### Collected data entries
-- START --

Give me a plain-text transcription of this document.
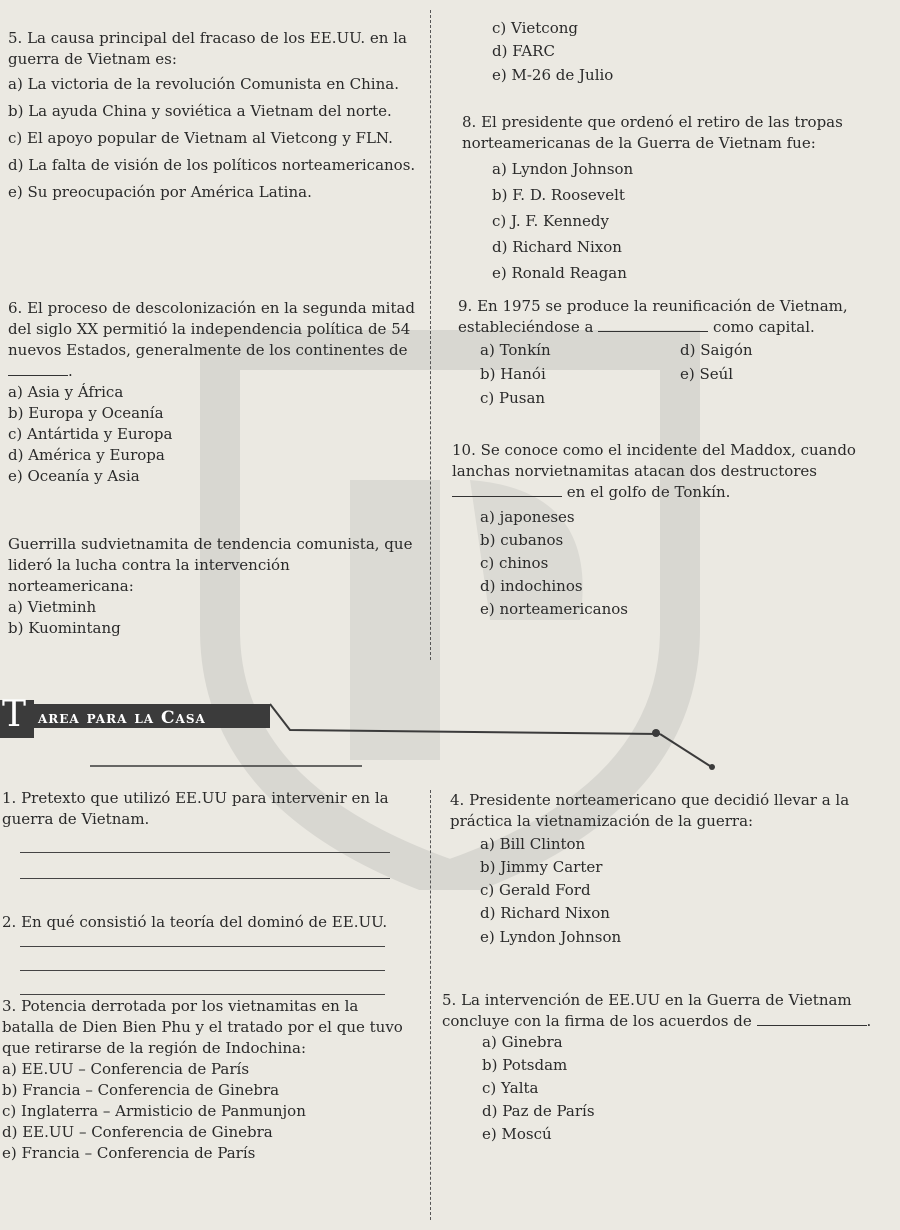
5. La causa principal del fracaso de los EE.UU. en la guerra de Vietnam es:

a) La victoria de la revolución Comunista en China.

b) La ayuda China y soviética a Vietnam del norte.

c) El apoyo popular de Vietnam al Vietcong y FLN.

d) La falta de visión de los políticos norteamericanos.

e) Su preocupación por América Latina.

c) Vietcong

d) FARC

e) M-26 de Julio

8. El presidente que ordenó el retiro de las tropas norteamericanas de la Guerra de Vietnam fue:

a) Lyndon Johnson

b) F. D. Roosevelt

c) J. F. Kennedy

d) Richard Nixon

e) Ronald Reagan

6. El proceso de descolonización en la segunda mitad del siglo XX permitió la independencia política de 54 nuevos Estados, generalmente de los continentes de .

a) Asia y África

b) Europa y Oceanía

c) Antártida y Europa

d) América y Europa

e) Oceanía y Asia

9. En 1975 se produce la reunificación de Vietnam, estableciéndose a	como capital.

a) Tonkín

b) Hanói

c) Pusan

d) Saigón

e) Seúl

10. Se conoce como el incidente del Maddox, cuando lanchas norvietnamitas atacan dos destructores  en el golfo de Tonkín.

a) japoneses

b) cubanos

c) chinos

d) indochinos

e) norteamericanos

Guerrilla sudvietnamita de tendencia comunista, que lideró la lucha contra la intervención norteamericana:

a) Vietminh

b) Kuomintang

T area para la Casa

1. Pretexto que utilizó EE.UU para intervenir en la guerra de Vietnam.

2. En qué consistió la teoría del dominó de EE.UU.

3. Potencia derrotada por los vietnamitas en la batalla de Dien Bien Phu y el tratado por el que tuvo que retirarse de la región de Indochina:

a) EE.UU – Conferencia de París

b) Francia – Conferencia de Ginebra

c) Inglaterra – Armisticio de Panmunjon

d) EE.UU – Conferencia de Ginebra

e) Francia – Conferencia de París

4. Presidente norteamericano que decidió llevar a la práctica la vietnamización de la guerra:

a) Bill Clinton

b) Jimmy Carter

c) Gerald Ford

d) Richard Nixon

e) Lyndon Johnson

5. La intervención de EE.UU en la Guerra de Vietnam concluye con la firma de los acuerdos de	.

a) Ginebra

b) Potsdam

c) Yalta

d) Paz de París

e) Moscú
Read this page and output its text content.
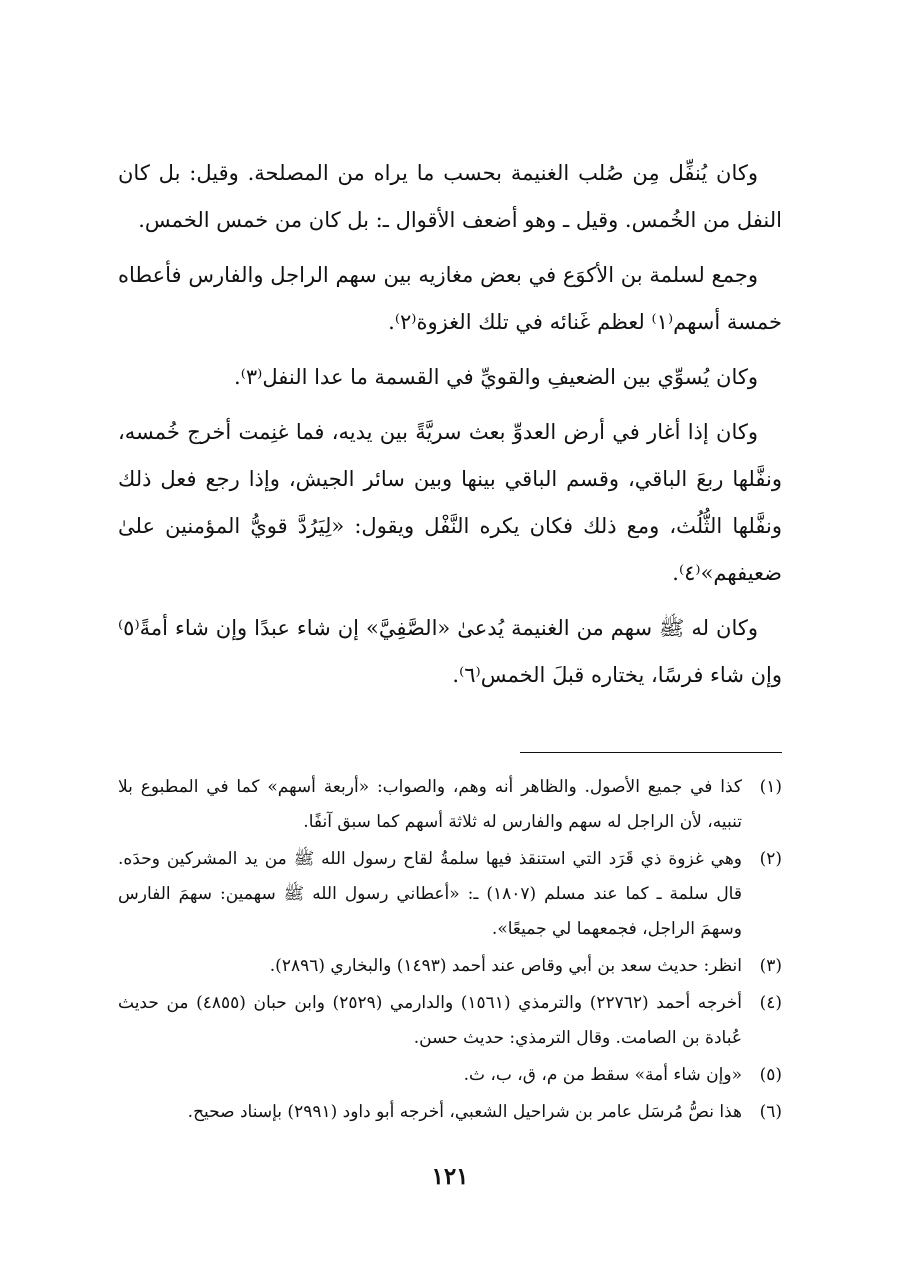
وكان يُنفِّل مِن صُلب الغنيمة بحسب ما يراه من المصلحة. وقيل: بل كان النفل من الخُمس. وقيل ـ وهو أضعف الأقوال ـ: بل كان من خمس الخمس.

وجمع لسلمة بن الأكوَع في بعض مغازيه بين سهم الراجل والفارس فأعطاه خمسة أسهم⁽١⁾ لعظم غَنائه في تلك الغزوة⁽٢⁾.

وكان يُسوِّي بين الضعيفِ والقويِّ في القسمة ما عدا النفل⁽٣⁾.

وكان إذا أغار في أرض العدوِّ بعث سريَّةً بين يديه، فما غنِمت أخرج خُمسه، ونفَّلها ربعَ الباقي، وقسم الباقي بينها وبين سائر الجيش، وإذا رجع فعل ذلك ونفَّلها الثُّلُث، ومع ذلك فكان يكره النَّفْل ويقول: «لِيَرُدَّ قويُّ المؤمنين علىٰ ضعيفهم»⁽٤⁾.

وكان له ﷺ سهم من الغنيمة يُدعىٰ «الصَّفِيَّ» إن شاء عبدًا وإن شاء أمةً⁽٥⁾ وإن شاء فرسًا، يختاره قبلَ الخمس⁽٦⁾.

(١)
كذا في جميع الأصول. والظاهر أنه وهم، والصواب: «أربعة أسهم» كما في المطبوع بلا تنبيه، لأن الراجل له سهم والفارس له ثلاثة أسهم كما سبق آنفًا.
(٢)
وهي غزوة ذي قَرَد التي استنقذ فيها سلمةُ لقاح رسول الله ﷺ من يد المشركين وحدَه. قال سلمة ـ كما عند مسلم (١٨٠٧) ـ: «أعطاني رسول الله ﷺ سهمين: سهمَ الفارس وسهمَ الراجل، فجمعهما لي جميعًا».
(٣)
انظر: حديث سعد بن أبي وقاص عند أحمد (١٤٩٣) والبخاري (٢٨٩٦).
(٤)
أخرجه أحمد (٢٢٧٦٢) والترمذي (١٥٦١) والدارمي (٢٥٢٩) وابن حبان (٤٨٥٥) من حديث عُبادة بن الصامت. وقال الترمذي: حديث حسن.
(٥)
«وإن شاء أمة» سقط من م، ق، ب، ث.
(٦)
هذا نصُّ مُرسَل عامر بن شراحيل الشعبي، أخرجه أبو داود (٢٩٩١) بإسناد صحيح.
١٢١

-- END --

### What needs to be done
Give the data above again in full and unchanged, skipping the pictures.

### Written answer
Give me a plain-text transcription of this document.
5. La causa principal del fracaso de los EE.UU. en la guerra de Vietnam es:

a) La victoria de la revolución Comunista en China.

b) La ayuda China y soviética a Vietnam del norte.

c) El apoyo popular de Vietnam al Vietcong y FLN.

d) La falta de visión de los políticos norteamericanos.

e) Su preocupación por América Latina.

c) Vietcong

d) FARC

e) M-26 de Julio

8. El presidente que ordenó el retiro de las tropas norteamericanas de la Guerra de Vietnam fue:

a) Lyndon Johnson

b) F. D. Roosevelt

c) J. F. Kennedy

d) Richard Nixon

e) Ronald Reagan

6. El proceso de descolonización en la segunda mitad del siglo XX permitió la independencia política de 54 nuevos Estados, generalmente de los continentes de .

a) Asia y África

b) Europa y Oceanía

c) Antártida y Europa

d) América y Europa

e) Oceanía y Asia

9. En 1975 se produce la reunificación de Vietnam, estableciéndose a	como capital.

a) Tonkín

b) Hanói

c) Pusan

d) Saigón

e) Seúl

10. Se conoce como el incidente del Maddox, cuando lanchas norvietnamitas atacan dos destructores  en el golfo de Tonkín.

a) japoneses

b) cubanos

c) chinos

d) indochinos

e) norteamericanos

Guerrilla sudvietnamita de tendencia comunista, que lideró la lucha contra la intervención norteamericana:

a) Vietminh

b) Kuomintang

T area para la Casa

1. Pretexto que utilizó EE.UU para intervenir en la guerra de Vietnam.

2. En qué consistió la teoría del dominó de EE.UU.

3. Potencia derrotada por los vietnamitas en la batalla de Dien Bien Phu y el tratado por el que tuvo que retirarse de la región de Indochina:

a) EE.UU – Conferencia de París

b) Francia – Conferencia de Ginebra

c) Inglaterra – Armisticio de Panmunjon

d) EE.UU – Conferencia de Ginebra

e) Francia – Conferencia de París

4. Presidente norteamericano que decidió llevar a la práctica la vietnamización de la guerra:

a) Bill Clinton

b) Jimmy Carter

c) Gerald Ford

d) Richard Nixon

e) Lyndon Johnson

5. La intervención de EE.UU en la Guerra de Vietnam concluye con la firma de los acuerdos de	.

a) Ginebra

b) Potsdam

c) Yalta

d) Paz de París

e) Moscú
Read this page and output its text content.
وكان يُنفِّل مِن صُلب الغنيمة بحسب ما يراه من المصلحة. وقيل: بل كان النفل من الخُمس. وقيل ـ وهو أضعف الأقوال ـ: بل كان من خمس الخمس.

وجمع لسلمة بن الأكوَع في بعض مغازيه بين سهم الراجل والفارس فأعطاه خمسة أسهم⁽١⁾ لعظم غَنائه في تلك الغزوة⁽٢⁾.

وكان يُسوِّي بين الضعيفِ والقويِّ في القسمة ما عدا النفل⁽٣⁾.

وكان إذا أغار في أرض العدوِّ بعث سريَّةً بين يديه، فما غنِمت أخرج خُمسه، ونفَّلها ربعَ الباقي، وقسم الباقي بينها وبين سائر الجيش، وإذا رجع فعل ذلك ونفَّلها الثُّلُث، ومع ذلك فكان يكره النَّفْل ويقول: «لِيَرُدَّ قويُّ المؤمنين علىٰ ضعيفهم»⁽٤⁾.

وكان له ﷺ سهم من الغنيمة يُدعىٰ «الصَّفِيَّ» إن شاء عبدًا وإن شاء أمةً⁽٥⁾ وإن شاء فرسًا، يختاره قبلَ الخمس⁽٦⁾.

(١)
كذا في جميع الأصول. والظاهر أنه وهم، والصواب: «أربعة أسهم» كما في المطبوع بلا تنبيه، لأن الراجل له سهم والفارس له ثلاثة أسهم كما سبق آنفًا.
(٢)
وهي غزوة ذي قَرَد التي استنقذ فيها سلمةُ لقاح رسول الله ﷺ من يد المشركين وحدَه. قال سلمة ـ كما عند مسلم (١٨٠٧) ـ: «أعطاني رسول الله ﷺ سهمين: سهمَ الفارس وسهمَ الراجل، فجمعهما لي جميعًا».
(٣)
انظر: حديث سعد بن أبي وقاص عند أحمد (١٤٩٣) والبخاري (٢٨٩٦).
(٤)
أخرجه أحمد (٢٢٧٦٢) والترمذي (١٥٦١) والدارمي (٢٥٢٩) وابن حبان (٤٨٥٥) من حديث عُبادة بن الصامت. وقال الترمذي: حديث حسن.
(٥)
«وإن شاء أمة» سقط من م، ق، ب، ث.
(٦)
هذا نصُّ مُرسَل عامر بن شراحيل الشعبي، أخرجه أبو داود (٢٩٩١) بإسناد صحيح.
١٢١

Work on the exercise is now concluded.